◆ Data in this exercise ◆
────────────────
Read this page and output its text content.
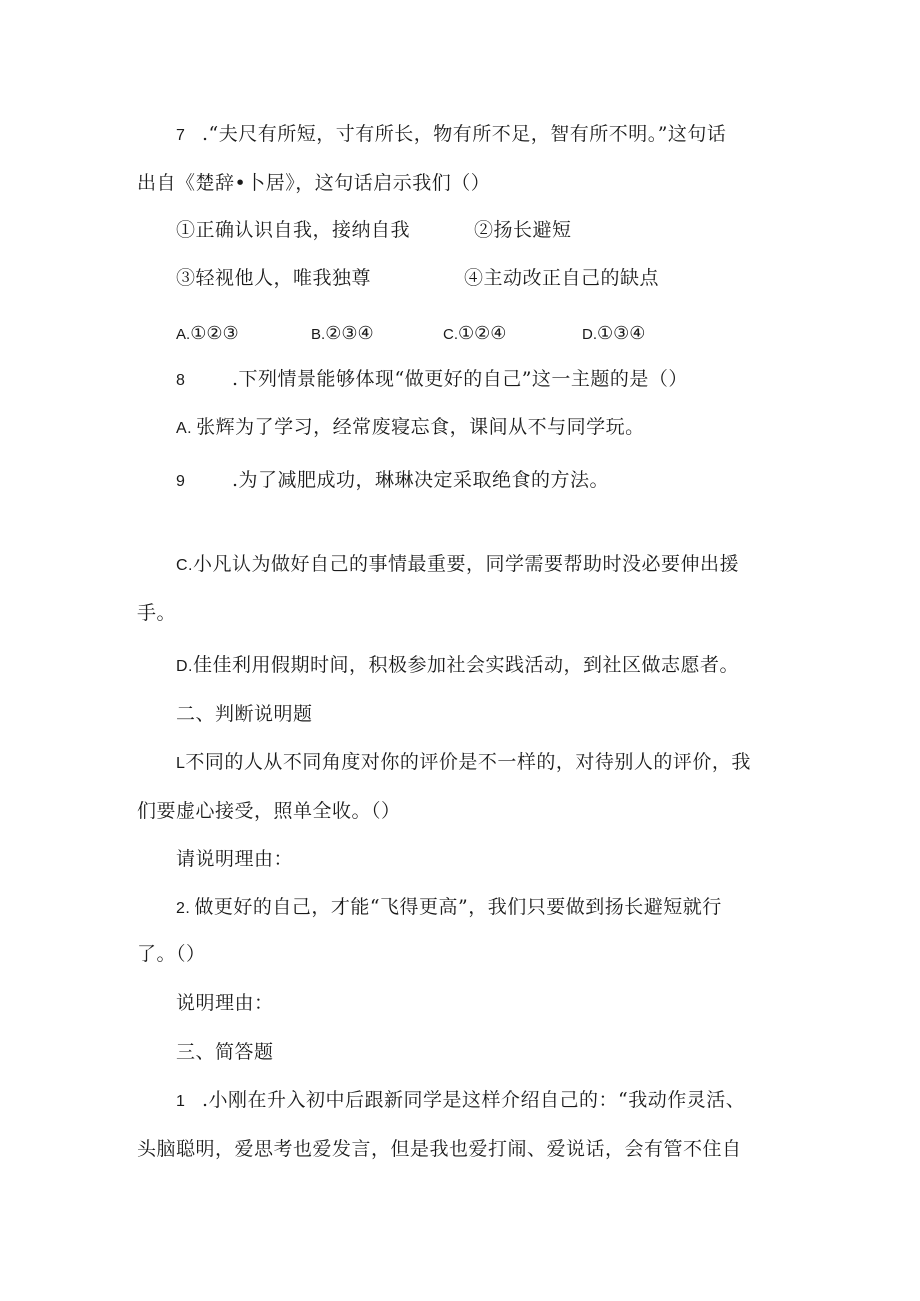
7 .“夫尺有所短，寸有所长，物有所不足，智有所不明。”这句话
出自《楚辞•卜居》，这句话启示我们（）
①正确认识自我，接纳自我	②扬长避短
③轻视他人，唯我独尊	④主动改正自己的缺点
A.①②③	B.②③④	C.①②④	D.①③④
8 .下列情景能够体现“做更好的自己”这一主题的是（）
A. 张辉为了学习，经常废寝忘食，课间从不与同学玩。
9 .为了减肥成功，琳琳决定采取绝食的方法。
C.小凡认为做好自己的事情最重要，同学需要帮助时没必要伸出援
手。
D.佳佳利用假期时间，积极参加社会实践活动，到社区做志愿者。
二、判断说明题
L不同的人从不同角度对你的评价是不一样的，对待别人的评价，我
们要虚心接受，照单全收。（）
请说明理由：
2. 做更好的自己，才能“飞得更高”，我们只要做到扬长避短就行
了。（）
说明理由：
三、简答题
1 .小刚在升入初中后跟新同学是这样介绍自己的：“我动作灵活、
头脑聪明，爱思考也爱发言，但是我也爱打闹、爱说话，会有管不住自
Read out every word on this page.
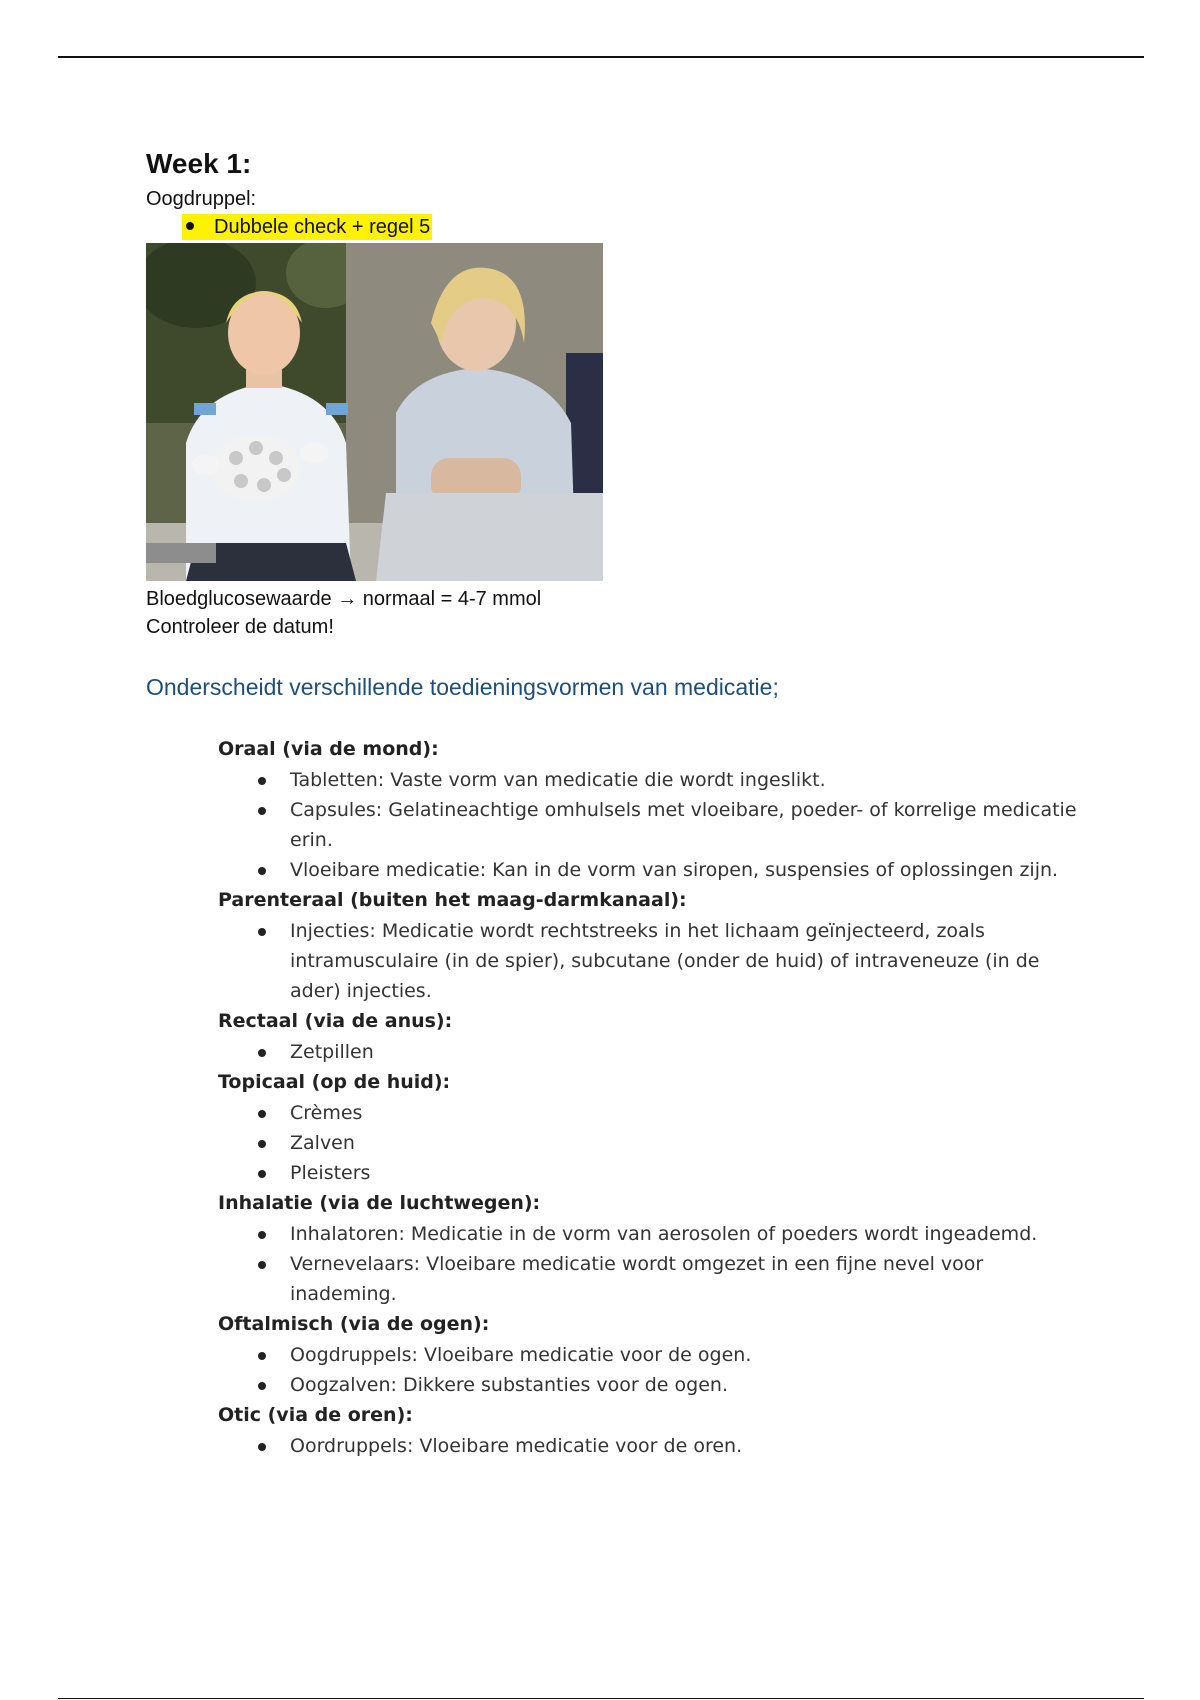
Week 1:
Oogdruppel:
Dubbele check + regel 5
Bloedglucosewaarde → normaal = 4-7 mmol
Controleer de datum!
Onderscheidt verschillende toedieningsvormen van medicatie;
Oraal (via de mond):
Tabletten: Vaste vorm van medicatie die wordt ingeslikt.
Capsules: Gelatineachtige omhulsels met vloeibare, poeder- of korrelige medicatie erin.
Vloeibare medicatie: Kan in de vorm van siropen, suspensies of oplossingen zijn.
Parenteraal (buiten het maag-darmkanaal):
Injecties: Medicatie wordt rechtstreeks in het lichaam geïnjecteerd, zoals intramusculaire (in de spier), subcutane (onder de huid) of intraveneuze (in de ader) injecties.
Rectaal (via de anus):
Zetpillen
Topicaal (op de huid):
Crèmes
Zalven
Pleisters
Inhalatie (via de luchtwegen):
Inhalatoren: Medicatie in de vorm van aerosolen of poeders wordt ingeademd.
Vernevelaars: Vloeibare medicatie wordt omgezet in een fijne nevel voor inademing.
Oftalmisch (via de ogen):
Oogdruppels: Vloeibare medicatie voor de ogen.
Oogzalven: Dikkere substanties voor de ogen.
Otic (via de oren):
Oordruppels: Vloeibare medicatie voor de oren.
────────────────
Out of the material above, select every line that holds the string "huid".

◆ Result ◆
Injecties: Medicatie wordt rechtstreeks in het lichaam geïnjecteerd, zoals intramusculaire (in de spier), subcutane (onder de huid) of intraveneuze (in de ader) injecties.
Topicaal (op de huid):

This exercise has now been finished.